:: ENTRIES SUPPLIED

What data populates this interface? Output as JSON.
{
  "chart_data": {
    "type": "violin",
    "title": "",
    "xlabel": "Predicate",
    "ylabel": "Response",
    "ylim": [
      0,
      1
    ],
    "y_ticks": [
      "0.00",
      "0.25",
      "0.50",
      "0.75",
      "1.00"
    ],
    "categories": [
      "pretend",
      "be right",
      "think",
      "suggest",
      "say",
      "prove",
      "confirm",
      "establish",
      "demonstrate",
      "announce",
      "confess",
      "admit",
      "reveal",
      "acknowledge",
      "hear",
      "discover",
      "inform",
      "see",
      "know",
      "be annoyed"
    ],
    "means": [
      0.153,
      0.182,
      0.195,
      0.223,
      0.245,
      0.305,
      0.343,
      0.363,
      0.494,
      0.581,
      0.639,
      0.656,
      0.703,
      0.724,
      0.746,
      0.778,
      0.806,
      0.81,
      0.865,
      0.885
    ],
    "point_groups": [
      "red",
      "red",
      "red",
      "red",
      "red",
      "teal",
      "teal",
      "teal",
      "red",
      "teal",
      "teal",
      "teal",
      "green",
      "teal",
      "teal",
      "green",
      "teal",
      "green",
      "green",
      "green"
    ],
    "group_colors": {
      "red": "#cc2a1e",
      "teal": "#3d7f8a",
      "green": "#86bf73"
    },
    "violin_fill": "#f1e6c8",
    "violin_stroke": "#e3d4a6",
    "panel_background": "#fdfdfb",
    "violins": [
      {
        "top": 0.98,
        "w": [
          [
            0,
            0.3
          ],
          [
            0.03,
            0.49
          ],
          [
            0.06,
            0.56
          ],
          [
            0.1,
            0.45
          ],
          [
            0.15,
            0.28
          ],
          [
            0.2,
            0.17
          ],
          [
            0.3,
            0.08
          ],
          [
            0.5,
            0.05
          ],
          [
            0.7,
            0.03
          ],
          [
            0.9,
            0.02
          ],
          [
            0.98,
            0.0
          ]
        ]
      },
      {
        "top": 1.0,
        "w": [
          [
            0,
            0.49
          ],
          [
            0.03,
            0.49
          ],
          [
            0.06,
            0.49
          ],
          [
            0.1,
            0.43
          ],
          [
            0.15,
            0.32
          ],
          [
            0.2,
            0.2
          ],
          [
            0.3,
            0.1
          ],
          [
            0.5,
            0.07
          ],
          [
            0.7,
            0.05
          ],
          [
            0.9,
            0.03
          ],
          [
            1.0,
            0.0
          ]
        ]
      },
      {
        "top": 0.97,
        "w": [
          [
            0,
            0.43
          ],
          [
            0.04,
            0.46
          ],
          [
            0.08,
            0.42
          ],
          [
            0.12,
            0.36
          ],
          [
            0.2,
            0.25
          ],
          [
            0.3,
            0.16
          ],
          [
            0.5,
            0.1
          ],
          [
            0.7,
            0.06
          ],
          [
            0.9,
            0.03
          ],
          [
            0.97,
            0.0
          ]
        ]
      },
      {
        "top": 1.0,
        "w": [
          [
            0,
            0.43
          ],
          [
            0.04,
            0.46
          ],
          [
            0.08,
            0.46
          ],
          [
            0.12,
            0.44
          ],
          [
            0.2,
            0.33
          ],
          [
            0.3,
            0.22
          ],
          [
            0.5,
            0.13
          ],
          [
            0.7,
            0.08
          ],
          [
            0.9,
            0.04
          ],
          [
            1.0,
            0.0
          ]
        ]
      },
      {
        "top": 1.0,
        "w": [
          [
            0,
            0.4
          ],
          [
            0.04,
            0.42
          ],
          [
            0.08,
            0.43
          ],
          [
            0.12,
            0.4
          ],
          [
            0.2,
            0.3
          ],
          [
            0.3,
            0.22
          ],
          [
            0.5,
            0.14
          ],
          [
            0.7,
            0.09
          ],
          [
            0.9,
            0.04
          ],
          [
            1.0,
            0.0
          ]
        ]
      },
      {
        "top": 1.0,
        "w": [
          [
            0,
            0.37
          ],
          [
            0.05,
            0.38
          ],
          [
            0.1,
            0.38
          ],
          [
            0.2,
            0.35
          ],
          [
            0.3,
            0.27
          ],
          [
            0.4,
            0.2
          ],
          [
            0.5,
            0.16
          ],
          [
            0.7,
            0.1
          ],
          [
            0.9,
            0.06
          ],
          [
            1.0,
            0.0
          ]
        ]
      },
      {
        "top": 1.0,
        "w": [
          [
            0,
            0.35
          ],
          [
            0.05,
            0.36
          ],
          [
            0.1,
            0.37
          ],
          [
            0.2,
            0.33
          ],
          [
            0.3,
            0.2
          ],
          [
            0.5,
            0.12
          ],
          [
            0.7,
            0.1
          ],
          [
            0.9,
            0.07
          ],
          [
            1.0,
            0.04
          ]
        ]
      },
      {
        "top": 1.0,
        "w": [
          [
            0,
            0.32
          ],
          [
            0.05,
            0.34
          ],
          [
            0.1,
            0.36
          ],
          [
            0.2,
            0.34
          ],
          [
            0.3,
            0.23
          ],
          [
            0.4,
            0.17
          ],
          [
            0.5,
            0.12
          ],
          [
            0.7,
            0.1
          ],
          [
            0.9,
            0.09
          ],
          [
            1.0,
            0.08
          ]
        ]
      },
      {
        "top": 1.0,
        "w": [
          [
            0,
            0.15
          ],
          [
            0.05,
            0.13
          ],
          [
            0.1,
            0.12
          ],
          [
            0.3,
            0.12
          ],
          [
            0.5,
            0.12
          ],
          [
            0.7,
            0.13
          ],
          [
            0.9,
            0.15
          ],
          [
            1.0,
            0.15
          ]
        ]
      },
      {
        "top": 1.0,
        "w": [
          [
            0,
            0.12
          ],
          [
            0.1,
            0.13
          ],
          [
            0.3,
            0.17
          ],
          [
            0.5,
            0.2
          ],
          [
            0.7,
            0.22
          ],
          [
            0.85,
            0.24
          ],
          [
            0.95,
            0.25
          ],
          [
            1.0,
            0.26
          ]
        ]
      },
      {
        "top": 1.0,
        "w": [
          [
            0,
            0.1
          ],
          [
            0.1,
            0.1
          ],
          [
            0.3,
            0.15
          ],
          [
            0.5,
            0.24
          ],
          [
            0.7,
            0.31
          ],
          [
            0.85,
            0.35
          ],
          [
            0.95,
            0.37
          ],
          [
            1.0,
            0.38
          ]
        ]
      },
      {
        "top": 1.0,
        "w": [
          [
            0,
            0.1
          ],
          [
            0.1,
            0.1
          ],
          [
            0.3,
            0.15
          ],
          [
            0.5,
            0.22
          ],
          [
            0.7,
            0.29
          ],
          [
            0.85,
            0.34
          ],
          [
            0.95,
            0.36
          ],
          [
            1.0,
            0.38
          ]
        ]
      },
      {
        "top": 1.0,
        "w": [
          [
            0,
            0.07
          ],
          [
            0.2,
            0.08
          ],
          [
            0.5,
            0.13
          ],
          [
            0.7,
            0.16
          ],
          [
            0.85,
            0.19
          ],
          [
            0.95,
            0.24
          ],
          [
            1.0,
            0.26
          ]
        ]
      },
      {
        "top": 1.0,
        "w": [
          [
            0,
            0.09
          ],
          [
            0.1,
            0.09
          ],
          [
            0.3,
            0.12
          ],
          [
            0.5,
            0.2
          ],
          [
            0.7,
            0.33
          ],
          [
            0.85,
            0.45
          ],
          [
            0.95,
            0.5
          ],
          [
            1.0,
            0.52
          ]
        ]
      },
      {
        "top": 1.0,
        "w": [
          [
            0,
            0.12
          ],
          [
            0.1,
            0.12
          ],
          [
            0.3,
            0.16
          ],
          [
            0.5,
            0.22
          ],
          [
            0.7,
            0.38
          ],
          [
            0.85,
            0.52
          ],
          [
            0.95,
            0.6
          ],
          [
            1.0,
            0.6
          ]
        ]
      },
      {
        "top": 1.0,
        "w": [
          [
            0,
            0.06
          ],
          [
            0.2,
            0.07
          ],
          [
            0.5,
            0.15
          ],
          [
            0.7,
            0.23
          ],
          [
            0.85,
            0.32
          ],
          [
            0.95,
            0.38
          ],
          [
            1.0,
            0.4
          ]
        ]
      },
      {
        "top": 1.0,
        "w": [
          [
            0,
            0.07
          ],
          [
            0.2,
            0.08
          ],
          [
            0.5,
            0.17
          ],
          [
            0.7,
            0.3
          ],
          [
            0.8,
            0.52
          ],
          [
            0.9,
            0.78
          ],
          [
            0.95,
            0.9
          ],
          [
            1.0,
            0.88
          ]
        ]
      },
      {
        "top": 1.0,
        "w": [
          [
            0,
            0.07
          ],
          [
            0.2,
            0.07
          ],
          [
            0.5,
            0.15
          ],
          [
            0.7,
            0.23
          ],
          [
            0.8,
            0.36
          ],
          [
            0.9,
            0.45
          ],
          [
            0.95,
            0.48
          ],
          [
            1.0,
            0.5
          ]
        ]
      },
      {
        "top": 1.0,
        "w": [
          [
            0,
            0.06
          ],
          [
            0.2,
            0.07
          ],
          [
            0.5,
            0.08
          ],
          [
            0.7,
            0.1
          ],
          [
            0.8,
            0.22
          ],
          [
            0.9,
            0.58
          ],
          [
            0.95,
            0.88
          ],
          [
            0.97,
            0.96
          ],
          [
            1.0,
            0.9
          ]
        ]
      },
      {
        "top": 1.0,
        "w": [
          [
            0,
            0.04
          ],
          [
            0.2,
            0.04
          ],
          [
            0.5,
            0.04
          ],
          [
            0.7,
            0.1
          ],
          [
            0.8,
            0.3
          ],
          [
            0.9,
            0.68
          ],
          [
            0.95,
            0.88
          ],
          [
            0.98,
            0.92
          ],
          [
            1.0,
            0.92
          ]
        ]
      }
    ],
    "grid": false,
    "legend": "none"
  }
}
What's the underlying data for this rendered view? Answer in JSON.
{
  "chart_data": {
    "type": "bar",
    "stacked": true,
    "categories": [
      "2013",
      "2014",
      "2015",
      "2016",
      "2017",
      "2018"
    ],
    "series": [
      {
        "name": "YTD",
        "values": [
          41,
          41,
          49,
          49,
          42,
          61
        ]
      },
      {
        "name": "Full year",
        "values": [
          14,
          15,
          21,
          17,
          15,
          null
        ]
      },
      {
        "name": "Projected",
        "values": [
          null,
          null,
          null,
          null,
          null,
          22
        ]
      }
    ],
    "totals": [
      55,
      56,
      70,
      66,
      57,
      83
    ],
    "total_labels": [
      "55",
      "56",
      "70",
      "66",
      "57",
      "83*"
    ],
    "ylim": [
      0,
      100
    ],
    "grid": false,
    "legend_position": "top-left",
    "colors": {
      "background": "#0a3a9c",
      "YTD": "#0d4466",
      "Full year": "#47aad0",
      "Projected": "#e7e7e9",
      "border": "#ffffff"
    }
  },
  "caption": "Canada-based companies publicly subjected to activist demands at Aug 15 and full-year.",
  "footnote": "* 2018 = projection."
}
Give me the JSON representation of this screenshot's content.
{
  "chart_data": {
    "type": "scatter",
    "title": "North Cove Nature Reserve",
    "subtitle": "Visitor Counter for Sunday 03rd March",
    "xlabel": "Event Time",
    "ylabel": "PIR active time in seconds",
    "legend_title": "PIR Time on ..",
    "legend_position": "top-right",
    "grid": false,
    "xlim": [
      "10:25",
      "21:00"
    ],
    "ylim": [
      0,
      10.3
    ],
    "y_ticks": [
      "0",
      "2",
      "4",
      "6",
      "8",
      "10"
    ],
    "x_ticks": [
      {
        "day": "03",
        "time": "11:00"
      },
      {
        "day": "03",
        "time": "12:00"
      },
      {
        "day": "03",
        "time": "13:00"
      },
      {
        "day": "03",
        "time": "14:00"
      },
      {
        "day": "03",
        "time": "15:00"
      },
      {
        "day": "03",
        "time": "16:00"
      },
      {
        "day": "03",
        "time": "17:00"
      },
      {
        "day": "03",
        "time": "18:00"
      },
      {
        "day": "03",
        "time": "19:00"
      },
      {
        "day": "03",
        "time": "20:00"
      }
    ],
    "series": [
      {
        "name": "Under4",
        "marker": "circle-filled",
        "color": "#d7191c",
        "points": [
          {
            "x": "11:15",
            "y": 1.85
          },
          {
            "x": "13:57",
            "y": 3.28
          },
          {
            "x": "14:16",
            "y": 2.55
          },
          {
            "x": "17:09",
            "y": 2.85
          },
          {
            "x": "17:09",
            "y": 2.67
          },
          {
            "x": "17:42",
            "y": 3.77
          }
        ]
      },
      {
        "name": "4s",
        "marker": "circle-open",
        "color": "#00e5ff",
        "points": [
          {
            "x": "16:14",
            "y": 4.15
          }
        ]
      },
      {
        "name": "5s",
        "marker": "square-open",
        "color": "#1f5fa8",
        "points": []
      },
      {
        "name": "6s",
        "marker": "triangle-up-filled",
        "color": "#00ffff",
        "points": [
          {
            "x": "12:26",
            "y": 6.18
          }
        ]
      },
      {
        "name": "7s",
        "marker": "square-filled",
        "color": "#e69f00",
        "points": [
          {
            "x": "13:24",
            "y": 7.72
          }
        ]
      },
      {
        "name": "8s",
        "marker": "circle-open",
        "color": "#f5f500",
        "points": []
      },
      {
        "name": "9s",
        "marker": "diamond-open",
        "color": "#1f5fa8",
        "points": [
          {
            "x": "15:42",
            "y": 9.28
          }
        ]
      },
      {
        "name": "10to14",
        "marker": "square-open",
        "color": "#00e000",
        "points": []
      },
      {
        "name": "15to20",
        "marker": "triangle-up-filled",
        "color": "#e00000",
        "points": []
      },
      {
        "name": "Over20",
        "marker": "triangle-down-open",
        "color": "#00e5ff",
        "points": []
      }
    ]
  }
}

::::

REQUIREMENT: Look over the listing. Pull out every line with the string "this" in it.

TASK RESPONSE:
What data populates this interface? Output as JSON.
What's the underlying data for this rendered view? Answer in JSON.
Give me the JSON representation of this screenshot's content.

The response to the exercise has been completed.